◆ Part of a data file ◆
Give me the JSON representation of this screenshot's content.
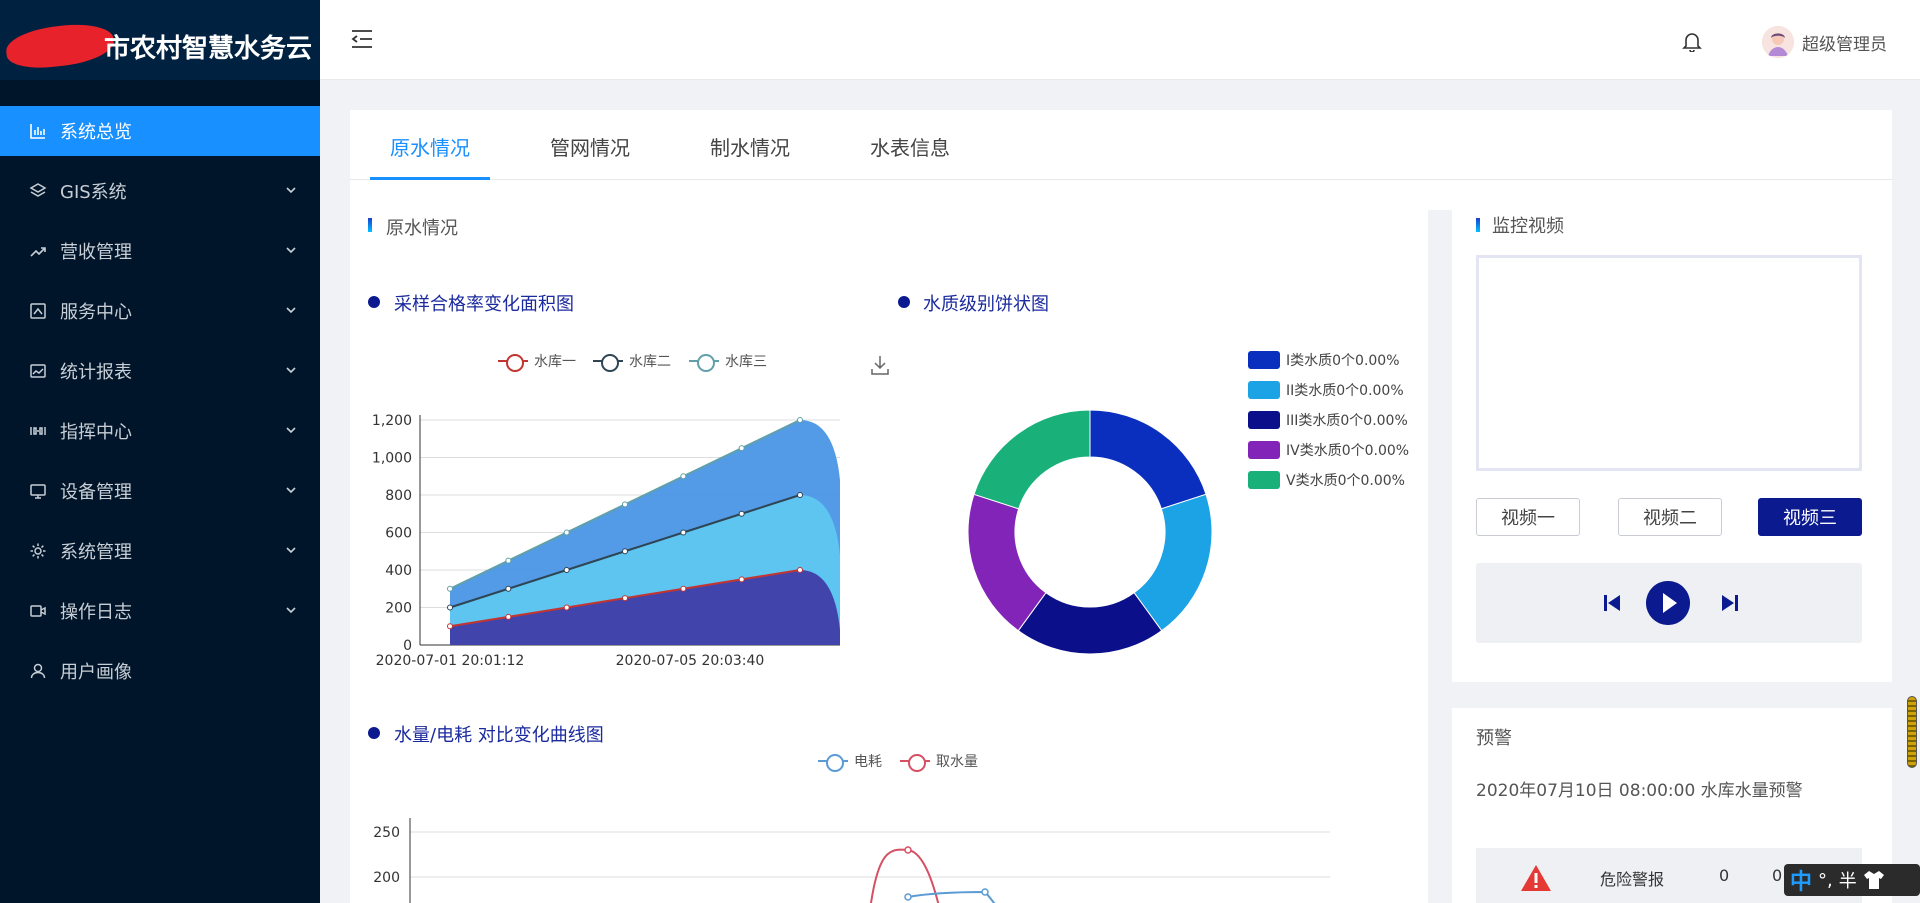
{
  "sidebar": {
    "logo_text": "市农村智慧水务云",
    "items": [
      {
        "label": "系统总览",
        "icon": "bar-chart-icon",
        "active": true,
        "has_arrow": false
      },
      {
        "label": "GIS系统",
        "icon": "gis-icon",
        "active": false,
        "has_arrow": true
      },
      {
        "label": "营收管理",
        "icon": "trend-icon",
        "active": false,
        "has_arrow": true
      },
      {
        "label": "服务中心",
        "icon": "service-icon",
        "active": false,
        "has_arrow": true
      },
      {
        "label": "统计报表",
        "icon": "report-icon",
        "active": false,
        "has_arrow": true
      },
      {
        "label": "指挥中心",
        "icon": "command-icon",
        "active": false,
        "has_arrow": true
      },
      {
        "label": "设备管理",
        "icon": "monitor-icon",
        "active": false,
        "has_arrow": true
      },
      {
        "label": "系统管理",
        "icon": "gear-icon",
        "active": false,
        "has_arrow": true
      },
      {
        "label": "操作日志",
        "icon": "video-log-icon",
        "active": false,
        "has_arrow": true
      },
      {
        "label": "用户画像",
        "icon": "user-icon",
        "active": false,
        "has_arrow": false
      }
    ]
  },
  "header": {
    "user_name": "超级管理员"
  },
  "tabs": [
    {
      "label": "原水情况",
      "active": true
    },
    {
      "label": "管网情况",
      "active": false
    },
    {
      "label": "制水情况",
      "active": false
    },
    {
      "label": "水表信息",
      "active": false
    }
  ],
  "main": {
    "section_title": "原水情况",
    "area_chart_title": "采样合格率变化面积图",
    "pie_chart_title": "水质级别饼状图",
    "line_chart_title": "水量/电耗 对比变化曲线图"
  },
  "colors": {
    "accent": "#1890ff",
    "sidebar_bg": "#001529",
    "dark_blue": "#0b1b8f"
  },
  "chart_data": [
    {
      "type": "area",
      "title": "采样合格率变化面积图",
      "x_ticks": [
        "2020-07-01 20:01:12",
        "2020-07-05 20:03:40"
      ],
      "ylim": [
        0,
        1200
      ],
      "y_ticks": [
        "0",
        "200",
        "400",
        "600",
        "800",
        "1,000",
        "1,200"
      ],
      "legend": [
        "水库一",
        "水库二",
        "水库三"
      ],
      "series": [
        {
          "name": "水库一",
          "color": "#c23531",
          "values": [
            100,
            150,
            200,
            250,
            300,
            350,
            400
          ]
        },
        {
          "name": "水库二",
          "color": "#2f4554",
          "values": [
            200,
            300,
            400,
            500,
            600,
            700,
            800
          ]
        },
        {
          "name": "水库三",
          "color": "#61a0a8",
          "values": [
            300,
            450,
            600,
            750,
            900,
            1050,
            1200
          ]
        }
      ]
    },
    {
      "type": "pie",
      "title": "水质级别饼状图",
      "labels": [
        "I类水质0个0.00%",
        "II类水质0个0.00%",
        "III类水质0个0.00%",
        "IV类水质0个0.00%",
        "V类水质0个0.00%"
      ],
      "values": [
        20,
        20,
        20,
        20,
        20
      ],
      "colors": [
        "#0a2fbf",
        "#1ba3e6",
        "#0b0f8a",
        "#8324b8",
        "#1ab07a"
      ]
    },
    {
      "type": "line",
      "title": "水量/电耗 对比变化曲线图",
      "legend": [
        "电耗",
        "取水量"
      ],
      "y_ticks": [
        "250",
        "200"
      ],
      "series": [
        {
          "name": "电耗",
          "color": "#5b9bd5"
        },
        {
          "name": "取水量",
          "color": "#d64f63"
        }
      ]
    }
  ],
  "video": {
    "title": "监控视频",
    "buttons": [
      {
        "label": "视频一",
        "active": false
      },
      {
        "label": "视频二",
        "active": false
      },
      {
        "label": "视频三",
        "active": true
      }
    ]
  },
  "warning": {
    "title": "预警",
    "text": "2020年07月10日 08:00:00 水库水量预警",
    "alert_label": "危险警报",
    "alert_count": "0",
    "alert_count2": "0"
  },
  "ime": {
    "zh": "中",
    "punct": "°,",
    "half": "半"
  }
}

◆ YOUR GOAL ◆
Your copy should hold every record word for word and none of the pictures.

◆ RESPONSE TO THIS TASK ◆
Give me the JSON representation of this screenshot's content.
{
  "sidebar": {
    "logo_text": "市农村智慧水务云",
    "items": [
      {
        "label": "系统总览",
        "icon": "bar-chart-icon",
        "active": true,
        "has_arrow": false
      },
      {
        "label": "GIS系统",
        "icon": "gis-icon",
        "active": false,
        "has_arrow": true
      },
      {
        "label": "营收管理",
        "icon": "trend-icon",
        "active": false,
        "has_arrow": true
      },
      {
        "label": "服务中心",
        "icon": "service-icon",
        "active": false,
        "has_arrow": true
      },
      {
        "label": "统计报表",
        "icon": "report-icon",
        "active": false,
        "has_arrow": true
      },
      {
        "label": "指挥中心",
        "icon": "command-icon",
        "active": false,
        "has_arrow": true
      },
      {
        "label": "设备管理",
        "icon": "monitor-icon",
        "active": false,
        "has_arrow": true
      },
      {
        "label": "系统管理",
        "icon": "gear-icon",
        "active": false,
        "has_arrow": true
      },
      {
        "label": "操作日志",
        "icon": "video-log-icon",
        "active": false,
        "has_arrow": true
      },
      {
        "label": "用户画像",
        "icon": "user-icon",
        "active": false,
        "has_arrow": false
      }
    ]
  },
  "header": {
    "user_name": "超级管理员"
  },
  "tabs": [
    {
      "label": "原水情况",
      "active": true
    },
    {
      "label": "管网情况",
      "active": false
    },
    {
      "label": "制水情况",
      "active": false
    },
    {
      "label": "水表信息",
      "active": false
    }
  ],
  "main": {
    "section_title": "原水情况",
    "area_chart_title": "采样合格率变化面积图",
    "pie_chart_title": "水质级别饼状图",
    "line_chart_title": "水量/电耗 对比变化曲线图"
  },
  "colors": {
    "accent": "#1890ff",
    "sidebar_bg": "#001529",
    "dark_blue": "#0b1b8f"
  },
  "chart_data": [
    {
      "type": "area",
      "title": "采样合格率变化面积图",
      "x_ticks": [
        "2020-07-01 20:01:12",
        "2020-07-05 20:03:40"
      ],
      "ylim": [
        0,
        1200
      ],
      "y_ticks": [
        "0",
        "200",
        "400",
        "600",
        "800",
        "1,000",
        "1,200"
      ],
      "legend": [
        "水库一",
        "水库二",
        "水库三"
      ],
      "series": [
        {
          "name": "水库一",
          "color": "#c23531",
          "values": [
            100,
            150,
            200,
            250,
            300,
            350,
            400
          ]
        },
        {
          "name": "水库二",
          "color": "#2f4554",
          "values": [
            200,
            300,
            400,
            500,
            600,
            700,
            800
          ]
        },
        {
          "name": "水库三",
          "color": "#61a0a8",
          "values": [
            300,
            450,
            600,
            750,
            900,
            1050,
            1200
          ]
        }
      ]
    },
    {
      "type": "pie",
      "title": "水质级别饼状图",
      "labels": [
        "I类水质0个0.00%",
        "II类水质0个0.00%",
        "III类水质0个0.00%",
        "IV类水质0个0.00%",
        "V类水质0个0.00%"
      ],
      "values": [
        20,
        20,
        20,
        20,
        20
      ],
      "colors": [
        "#0a2fbf",
        "#1ba3e6",
        "#0b0f8a",
        "#8324b8",
        "#1ab07a"
      ]
    },
    {
      "type": "line",
      "title": "水量/电耗 对比变化曲线图",
      "legend": [
        "电耗",
        "取水量"
      ],
      "y_ticks": [
        "250",
        "200"
      ],
      "series": [
        {
          "name": "电耗",
          "color": "#5b9bd5"
        },
        {
          "name": "取水量",
          "color": "#d64f63"
        }
      ]
    }
  ],
  "video": {
    "title": "监控视频",
    "buttons": [
      {
        "label": "视频一",
        "active": false
      },
      {
        "label": "视频二",
        "active": false
      },
      {
        "label": "视频三",
        "active": true
      }
    ]
  },
  "warning": {
    "title": "预警",
    "text": "2020年07月10日 08:00:00 水库水量预警",
    "alert_label": "危险警报",
    "alert_count": "0",
    "alert_count2": "0"
  },
  "ime": {
    "zh": "中",
    "punct": "°,",
    "half": "半"
  }
}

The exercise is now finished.